Description of the task | Find every line with the word "rimedj". Copy those lines.

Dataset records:
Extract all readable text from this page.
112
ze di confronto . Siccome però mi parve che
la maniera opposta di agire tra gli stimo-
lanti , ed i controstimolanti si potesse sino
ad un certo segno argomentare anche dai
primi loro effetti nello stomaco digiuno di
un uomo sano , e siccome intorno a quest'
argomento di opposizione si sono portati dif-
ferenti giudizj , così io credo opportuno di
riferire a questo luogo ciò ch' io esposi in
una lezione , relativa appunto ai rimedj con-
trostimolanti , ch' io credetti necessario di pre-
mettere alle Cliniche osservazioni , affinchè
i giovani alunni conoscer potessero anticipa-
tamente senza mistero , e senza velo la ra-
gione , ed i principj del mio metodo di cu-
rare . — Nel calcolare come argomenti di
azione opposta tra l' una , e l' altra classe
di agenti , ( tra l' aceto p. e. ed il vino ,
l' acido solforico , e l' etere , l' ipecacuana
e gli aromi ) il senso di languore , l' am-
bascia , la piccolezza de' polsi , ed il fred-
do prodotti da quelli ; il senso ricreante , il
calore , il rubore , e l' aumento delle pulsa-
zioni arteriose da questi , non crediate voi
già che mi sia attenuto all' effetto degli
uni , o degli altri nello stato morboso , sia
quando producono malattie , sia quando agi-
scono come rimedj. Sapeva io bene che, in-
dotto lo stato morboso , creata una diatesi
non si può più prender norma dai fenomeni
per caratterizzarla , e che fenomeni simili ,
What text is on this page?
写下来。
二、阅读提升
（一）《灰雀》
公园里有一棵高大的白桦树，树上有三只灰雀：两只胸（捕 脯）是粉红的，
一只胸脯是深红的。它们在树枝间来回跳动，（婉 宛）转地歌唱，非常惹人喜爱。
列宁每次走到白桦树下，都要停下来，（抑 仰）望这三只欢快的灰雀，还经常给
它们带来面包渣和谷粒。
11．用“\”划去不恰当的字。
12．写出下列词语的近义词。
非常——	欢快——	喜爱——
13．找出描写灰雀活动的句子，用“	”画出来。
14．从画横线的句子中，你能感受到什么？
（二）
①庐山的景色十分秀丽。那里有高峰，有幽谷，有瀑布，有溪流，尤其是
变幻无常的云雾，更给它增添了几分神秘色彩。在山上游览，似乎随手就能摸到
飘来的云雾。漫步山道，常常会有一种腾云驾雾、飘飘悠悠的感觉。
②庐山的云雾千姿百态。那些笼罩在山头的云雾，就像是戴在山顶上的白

Task solution |
una lezione , relativa appunto ai rimedj con-
scono come rimedj. Sapeva io bene che, in-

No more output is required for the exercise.